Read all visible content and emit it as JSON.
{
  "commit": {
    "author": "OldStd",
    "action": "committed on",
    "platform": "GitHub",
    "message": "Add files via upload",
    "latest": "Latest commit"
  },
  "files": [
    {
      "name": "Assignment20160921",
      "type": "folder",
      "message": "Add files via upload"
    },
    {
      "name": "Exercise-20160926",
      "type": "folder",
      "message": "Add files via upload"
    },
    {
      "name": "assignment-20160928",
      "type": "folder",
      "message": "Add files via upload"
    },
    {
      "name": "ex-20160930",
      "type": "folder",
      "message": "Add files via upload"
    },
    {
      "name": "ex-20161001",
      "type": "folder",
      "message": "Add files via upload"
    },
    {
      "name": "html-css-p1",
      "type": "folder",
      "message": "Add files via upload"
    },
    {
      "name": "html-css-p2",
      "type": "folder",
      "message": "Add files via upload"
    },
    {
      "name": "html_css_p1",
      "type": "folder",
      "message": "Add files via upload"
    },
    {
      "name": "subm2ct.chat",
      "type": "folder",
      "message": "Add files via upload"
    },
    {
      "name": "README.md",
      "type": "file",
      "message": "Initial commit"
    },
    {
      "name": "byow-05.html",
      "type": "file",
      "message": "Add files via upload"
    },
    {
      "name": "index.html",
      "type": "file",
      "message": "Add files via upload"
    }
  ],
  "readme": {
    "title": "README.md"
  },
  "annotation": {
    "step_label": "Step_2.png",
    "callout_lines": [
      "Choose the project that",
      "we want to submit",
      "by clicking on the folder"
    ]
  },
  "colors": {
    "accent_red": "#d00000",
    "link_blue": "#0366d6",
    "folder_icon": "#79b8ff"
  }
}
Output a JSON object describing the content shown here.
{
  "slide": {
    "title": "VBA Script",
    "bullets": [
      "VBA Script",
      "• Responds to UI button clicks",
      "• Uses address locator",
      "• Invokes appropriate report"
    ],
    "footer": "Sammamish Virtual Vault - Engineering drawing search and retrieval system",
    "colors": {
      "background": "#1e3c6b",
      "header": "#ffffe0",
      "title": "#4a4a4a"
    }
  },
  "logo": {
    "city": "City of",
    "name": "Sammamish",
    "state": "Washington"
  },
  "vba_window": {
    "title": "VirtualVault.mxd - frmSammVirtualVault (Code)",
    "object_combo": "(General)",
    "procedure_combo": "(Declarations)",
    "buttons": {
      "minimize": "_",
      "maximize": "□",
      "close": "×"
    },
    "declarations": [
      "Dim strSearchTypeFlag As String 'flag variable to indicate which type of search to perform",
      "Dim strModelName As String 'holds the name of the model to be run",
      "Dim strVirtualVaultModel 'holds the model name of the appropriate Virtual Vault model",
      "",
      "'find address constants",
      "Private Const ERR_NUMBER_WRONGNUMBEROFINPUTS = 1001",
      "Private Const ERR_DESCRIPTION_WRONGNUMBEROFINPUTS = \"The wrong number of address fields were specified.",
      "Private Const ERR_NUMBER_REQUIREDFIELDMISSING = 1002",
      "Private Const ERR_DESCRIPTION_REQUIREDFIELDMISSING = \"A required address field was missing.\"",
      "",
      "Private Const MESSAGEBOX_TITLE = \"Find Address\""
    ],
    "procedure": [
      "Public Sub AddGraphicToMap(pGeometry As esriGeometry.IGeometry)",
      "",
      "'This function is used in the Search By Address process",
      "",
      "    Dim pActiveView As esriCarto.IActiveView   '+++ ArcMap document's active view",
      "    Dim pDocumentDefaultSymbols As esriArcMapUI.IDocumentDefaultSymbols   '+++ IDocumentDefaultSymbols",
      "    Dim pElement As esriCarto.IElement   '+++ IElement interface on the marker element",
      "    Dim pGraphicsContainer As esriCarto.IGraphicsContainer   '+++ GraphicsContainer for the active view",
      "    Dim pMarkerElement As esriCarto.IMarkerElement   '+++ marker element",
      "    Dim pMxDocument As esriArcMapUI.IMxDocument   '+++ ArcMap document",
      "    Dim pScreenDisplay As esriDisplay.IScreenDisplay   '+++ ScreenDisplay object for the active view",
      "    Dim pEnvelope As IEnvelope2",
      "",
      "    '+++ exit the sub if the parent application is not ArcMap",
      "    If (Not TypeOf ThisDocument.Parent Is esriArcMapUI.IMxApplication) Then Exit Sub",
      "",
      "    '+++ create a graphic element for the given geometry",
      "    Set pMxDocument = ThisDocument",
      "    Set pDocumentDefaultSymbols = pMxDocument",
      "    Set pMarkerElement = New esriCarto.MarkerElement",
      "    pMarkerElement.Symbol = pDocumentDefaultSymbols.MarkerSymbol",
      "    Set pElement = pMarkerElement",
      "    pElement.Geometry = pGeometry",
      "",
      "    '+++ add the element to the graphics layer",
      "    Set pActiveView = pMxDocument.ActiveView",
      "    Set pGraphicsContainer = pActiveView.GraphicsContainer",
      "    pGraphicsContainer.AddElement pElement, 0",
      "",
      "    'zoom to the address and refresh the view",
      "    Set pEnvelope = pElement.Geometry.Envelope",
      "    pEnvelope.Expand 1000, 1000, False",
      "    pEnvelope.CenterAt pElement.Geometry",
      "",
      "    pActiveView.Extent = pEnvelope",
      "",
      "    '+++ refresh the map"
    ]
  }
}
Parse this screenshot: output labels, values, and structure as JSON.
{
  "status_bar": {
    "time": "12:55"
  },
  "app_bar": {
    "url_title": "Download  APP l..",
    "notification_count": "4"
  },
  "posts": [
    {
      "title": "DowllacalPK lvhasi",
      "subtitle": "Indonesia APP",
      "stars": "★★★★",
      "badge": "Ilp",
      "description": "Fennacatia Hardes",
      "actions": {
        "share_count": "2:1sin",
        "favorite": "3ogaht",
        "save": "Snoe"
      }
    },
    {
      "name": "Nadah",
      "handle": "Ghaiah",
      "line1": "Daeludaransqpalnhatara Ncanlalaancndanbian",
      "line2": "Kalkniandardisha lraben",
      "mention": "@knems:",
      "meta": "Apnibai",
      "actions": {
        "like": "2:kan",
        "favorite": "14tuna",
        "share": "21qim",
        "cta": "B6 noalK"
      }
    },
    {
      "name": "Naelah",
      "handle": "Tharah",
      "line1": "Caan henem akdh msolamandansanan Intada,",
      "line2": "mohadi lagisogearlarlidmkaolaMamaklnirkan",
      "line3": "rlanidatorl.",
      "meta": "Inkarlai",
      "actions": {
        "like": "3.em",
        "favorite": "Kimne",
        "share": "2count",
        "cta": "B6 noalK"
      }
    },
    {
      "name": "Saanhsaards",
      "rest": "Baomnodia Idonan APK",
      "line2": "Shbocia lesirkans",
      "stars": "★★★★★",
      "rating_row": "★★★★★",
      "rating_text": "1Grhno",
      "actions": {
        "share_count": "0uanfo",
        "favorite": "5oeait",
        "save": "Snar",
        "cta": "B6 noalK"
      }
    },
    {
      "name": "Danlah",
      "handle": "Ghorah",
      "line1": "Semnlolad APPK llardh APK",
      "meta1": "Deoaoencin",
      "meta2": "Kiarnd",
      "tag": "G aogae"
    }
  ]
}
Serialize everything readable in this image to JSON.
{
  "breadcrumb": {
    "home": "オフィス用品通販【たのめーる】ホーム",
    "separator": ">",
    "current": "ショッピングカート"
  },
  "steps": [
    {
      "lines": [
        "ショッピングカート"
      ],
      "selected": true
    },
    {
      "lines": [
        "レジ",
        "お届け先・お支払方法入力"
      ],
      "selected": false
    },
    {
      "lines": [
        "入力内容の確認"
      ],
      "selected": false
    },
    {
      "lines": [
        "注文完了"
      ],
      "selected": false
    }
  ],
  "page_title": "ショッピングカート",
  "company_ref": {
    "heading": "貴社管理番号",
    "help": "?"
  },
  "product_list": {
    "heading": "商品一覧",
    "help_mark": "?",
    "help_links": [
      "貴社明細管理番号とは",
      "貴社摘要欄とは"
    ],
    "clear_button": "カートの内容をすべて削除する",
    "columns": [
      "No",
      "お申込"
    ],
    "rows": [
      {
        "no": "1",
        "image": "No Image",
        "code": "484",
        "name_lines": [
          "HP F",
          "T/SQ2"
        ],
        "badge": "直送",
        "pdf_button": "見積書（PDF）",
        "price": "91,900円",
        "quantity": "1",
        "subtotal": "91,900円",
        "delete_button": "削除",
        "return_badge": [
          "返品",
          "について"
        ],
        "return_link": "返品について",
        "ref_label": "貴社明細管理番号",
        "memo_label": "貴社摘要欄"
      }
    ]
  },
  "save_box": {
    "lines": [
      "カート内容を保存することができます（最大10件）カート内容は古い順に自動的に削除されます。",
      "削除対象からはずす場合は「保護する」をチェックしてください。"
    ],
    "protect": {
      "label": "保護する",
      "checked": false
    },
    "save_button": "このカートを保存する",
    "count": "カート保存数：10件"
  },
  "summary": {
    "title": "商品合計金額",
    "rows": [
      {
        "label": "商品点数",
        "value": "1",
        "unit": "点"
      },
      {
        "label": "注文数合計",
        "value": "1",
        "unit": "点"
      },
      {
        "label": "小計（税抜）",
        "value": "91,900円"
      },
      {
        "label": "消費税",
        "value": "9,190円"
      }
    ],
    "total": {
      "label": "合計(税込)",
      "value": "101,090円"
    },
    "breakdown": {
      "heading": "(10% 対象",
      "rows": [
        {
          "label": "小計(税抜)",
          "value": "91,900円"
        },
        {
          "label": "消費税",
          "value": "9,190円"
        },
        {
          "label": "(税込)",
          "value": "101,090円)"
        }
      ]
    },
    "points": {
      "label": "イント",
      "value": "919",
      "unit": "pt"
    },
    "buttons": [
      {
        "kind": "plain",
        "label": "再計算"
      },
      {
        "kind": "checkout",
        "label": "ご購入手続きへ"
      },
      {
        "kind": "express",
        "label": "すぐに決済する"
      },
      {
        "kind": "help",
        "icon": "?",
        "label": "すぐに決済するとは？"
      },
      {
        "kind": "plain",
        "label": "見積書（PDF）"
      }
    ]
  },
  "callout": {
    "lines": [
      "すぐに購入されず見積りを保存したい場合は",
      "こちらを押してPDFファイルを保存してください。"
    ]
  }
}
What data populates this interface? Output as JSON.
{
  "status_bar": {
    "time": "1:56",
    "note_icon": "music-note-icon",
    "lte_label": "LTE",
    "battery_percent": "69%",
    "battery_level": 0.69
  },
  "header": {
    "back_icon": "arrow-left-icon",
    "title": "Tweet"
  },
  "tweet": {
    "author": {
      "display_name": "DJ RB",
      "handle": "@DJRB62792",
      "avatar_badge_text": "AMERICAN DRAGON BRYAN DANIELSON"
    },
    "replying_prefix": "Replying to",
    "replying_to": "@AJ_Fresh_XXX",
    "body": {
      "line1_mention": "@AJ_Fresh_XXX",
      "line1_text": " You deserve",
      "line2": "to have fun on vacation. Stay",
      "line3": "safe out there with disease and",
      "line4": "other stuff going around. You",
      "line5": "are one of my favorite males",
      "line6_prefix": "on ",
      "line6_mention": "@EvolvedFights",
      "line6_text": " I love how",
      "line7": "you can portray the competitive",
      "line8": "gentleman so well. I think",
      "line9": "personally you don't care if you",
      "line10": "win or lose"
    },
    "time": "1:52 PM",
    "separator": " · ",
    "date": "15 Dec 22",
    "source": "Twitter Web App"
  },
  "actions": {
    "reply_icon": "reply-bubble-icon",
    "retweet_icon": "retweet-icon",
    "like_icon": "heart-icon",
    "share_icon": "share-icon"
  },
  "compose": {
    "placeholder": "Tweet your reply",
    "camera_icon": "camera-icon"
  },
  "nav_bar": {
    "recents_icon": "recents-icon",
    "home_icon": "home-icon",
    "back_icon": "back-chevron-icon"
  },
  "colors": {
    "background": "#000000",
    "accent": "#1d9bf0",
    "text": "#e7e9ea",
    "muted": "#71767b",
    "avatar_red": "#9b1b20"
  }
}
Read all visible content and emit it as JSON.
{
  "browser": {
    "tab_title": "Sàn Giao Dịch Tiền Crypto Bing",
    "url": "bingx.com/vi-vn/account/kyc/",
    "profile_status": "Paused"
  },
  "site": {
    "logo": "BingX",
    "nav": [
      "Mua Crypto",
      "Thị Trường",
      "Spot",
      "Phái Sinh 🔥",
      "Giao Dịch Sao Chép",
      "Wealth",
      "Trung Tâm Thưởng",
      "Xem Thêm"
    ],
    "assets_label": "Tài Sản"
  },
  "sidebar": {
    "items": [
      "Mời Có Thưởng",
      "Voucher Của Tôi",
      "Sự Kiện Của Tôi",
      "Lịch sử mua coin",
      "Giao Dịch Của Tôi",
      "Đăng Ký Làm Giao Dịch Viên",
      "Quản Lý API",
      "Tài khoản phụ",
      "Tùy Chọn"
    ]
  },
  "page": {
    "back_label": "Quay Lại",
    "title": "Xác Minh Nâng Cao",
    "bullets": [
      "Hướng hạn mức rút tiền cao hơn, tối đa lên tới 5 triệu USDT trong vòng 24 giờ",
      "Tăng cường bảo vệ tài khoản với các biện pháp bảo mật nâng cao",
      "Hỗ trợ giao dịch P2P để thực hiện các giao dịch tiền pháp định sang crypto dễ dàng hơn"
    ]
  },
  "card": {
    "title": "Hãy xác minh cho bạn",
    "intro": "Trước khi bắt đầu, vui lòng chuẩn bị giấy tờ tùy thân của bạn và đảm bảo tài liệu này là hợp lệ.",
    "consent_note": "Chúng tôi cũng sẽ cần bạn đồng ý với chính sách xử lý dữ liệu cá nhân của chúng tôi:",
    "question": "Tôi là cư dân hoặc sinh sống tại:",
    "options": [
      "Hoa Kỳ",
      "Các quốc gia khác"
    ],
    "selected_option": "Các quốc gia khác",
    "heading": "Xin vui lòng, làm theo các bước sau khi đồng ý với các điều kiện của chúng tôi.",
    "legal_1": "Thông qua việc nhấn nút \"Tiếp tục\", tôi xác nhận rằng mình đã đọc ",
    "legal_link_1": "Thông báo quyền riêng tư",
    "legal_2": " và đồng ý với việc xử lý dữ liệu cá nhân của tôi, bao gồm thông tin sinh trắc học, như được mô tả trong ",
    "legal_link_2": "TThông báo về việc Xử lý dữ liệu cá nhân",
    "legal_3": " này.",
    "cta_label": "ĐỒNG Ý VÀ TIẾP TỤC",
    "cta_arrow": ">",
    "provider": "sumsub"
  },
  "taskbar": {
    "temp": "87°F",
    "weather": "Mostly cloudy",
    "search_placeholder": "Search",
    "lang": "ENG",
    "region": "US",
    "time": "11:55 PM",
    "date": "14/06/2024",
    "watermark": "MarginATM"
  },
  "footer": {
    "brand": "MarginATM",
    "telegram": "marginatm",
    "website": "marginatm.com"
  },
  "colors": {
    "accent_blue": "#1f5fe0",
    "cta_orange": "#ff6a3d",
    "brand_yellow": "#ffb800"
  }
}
____
Reproduce each line of the material containing the word "kind".

        "kind": "plain",
        "kind": "checkout",
        "kind": "express",
        "kind": "help",
        "kind": "plain",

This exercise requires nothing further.